--- Task inputs ---

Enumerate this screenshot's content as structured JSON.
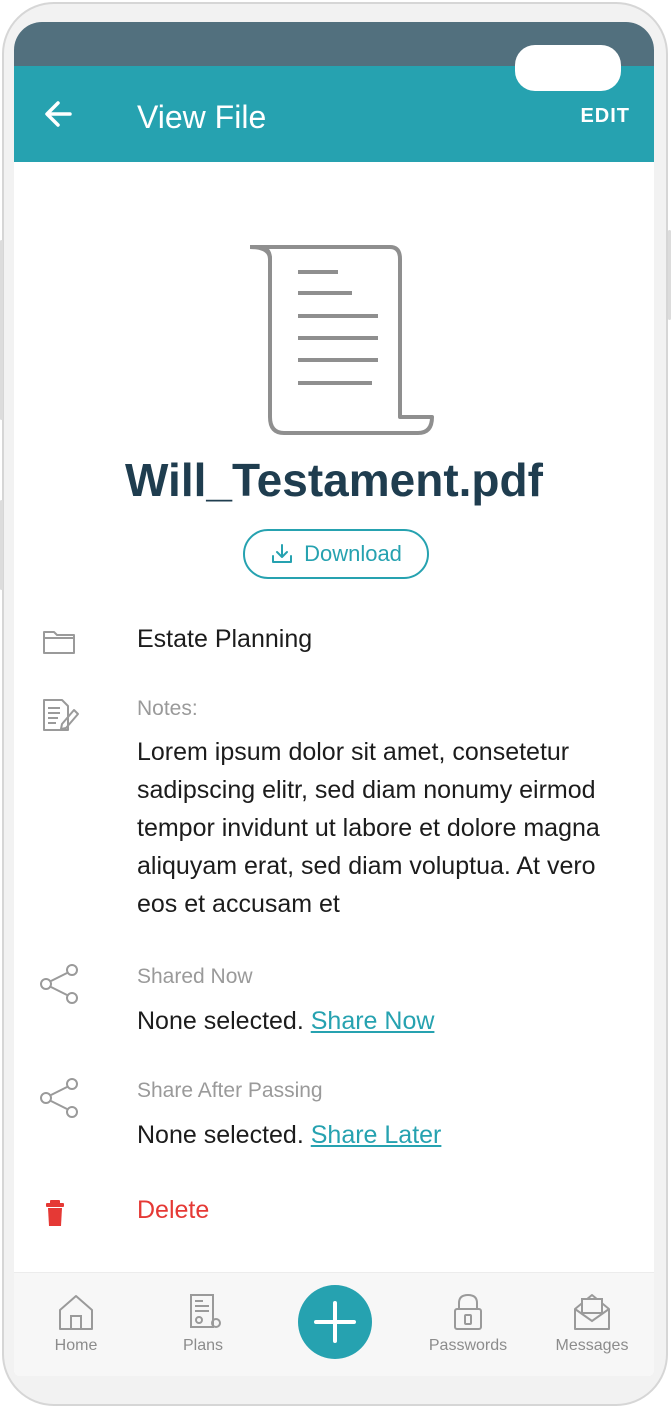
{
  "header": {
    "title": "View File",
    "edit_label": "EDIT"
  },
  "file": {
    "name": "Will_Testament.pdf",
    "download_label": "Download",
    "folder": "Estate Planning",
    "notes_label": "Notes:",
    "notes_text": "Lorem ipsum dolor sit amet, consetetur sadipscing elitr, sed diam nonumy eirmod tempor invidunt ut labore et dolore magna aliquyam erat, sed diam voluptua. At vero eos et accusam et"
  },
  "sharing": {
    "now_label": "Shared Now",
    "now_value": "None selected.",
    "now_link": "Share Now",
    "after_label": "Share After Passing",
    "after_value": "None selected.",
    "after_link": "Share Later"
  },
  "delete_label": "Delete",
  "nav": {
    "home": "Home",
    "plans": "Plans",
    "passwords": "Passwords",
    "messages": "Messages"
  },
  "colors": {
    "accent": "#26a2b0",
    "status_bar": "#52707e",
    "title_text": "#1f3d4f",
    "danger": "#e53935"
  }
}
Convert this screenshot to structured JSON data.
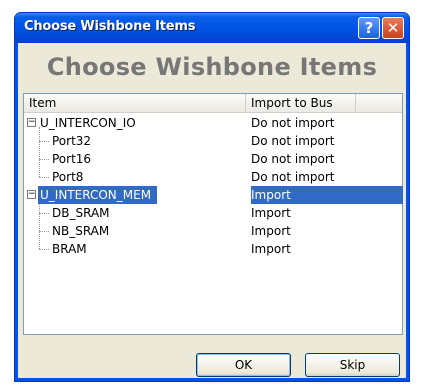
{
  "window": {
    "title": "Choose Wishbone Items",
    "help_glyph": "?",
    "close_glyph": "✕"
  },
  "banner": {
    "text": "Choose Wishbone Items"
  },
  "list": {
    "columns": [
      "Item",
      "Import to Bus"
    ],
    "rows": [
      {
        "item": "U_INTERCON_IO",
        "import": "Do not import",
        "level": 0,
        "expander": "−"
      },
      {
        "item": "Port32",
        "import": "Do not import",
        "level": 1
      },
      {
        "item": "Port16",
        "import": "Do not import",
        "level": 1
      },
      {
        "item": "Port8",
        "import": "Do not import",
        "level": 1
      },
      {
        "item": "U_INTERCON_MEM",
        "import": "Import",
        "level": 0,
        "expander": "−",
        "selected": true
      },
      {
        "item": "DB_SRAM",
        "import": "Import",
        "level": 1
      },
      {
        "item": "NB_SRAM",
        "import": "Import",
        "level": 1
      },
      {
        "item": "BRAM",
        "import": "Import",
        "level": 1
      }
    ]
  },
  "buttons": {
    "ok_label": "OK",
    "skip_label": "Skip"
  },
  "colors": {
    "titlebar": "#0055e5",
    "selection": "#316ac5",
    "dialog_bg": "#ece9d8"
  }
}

---

◆ **Instructions to follow**:
For the listing above, identify each line bearing "selected".

◆ **Response**:
    "now_value": "None selected.",
    "after_value": "None selected.",
        "selected": true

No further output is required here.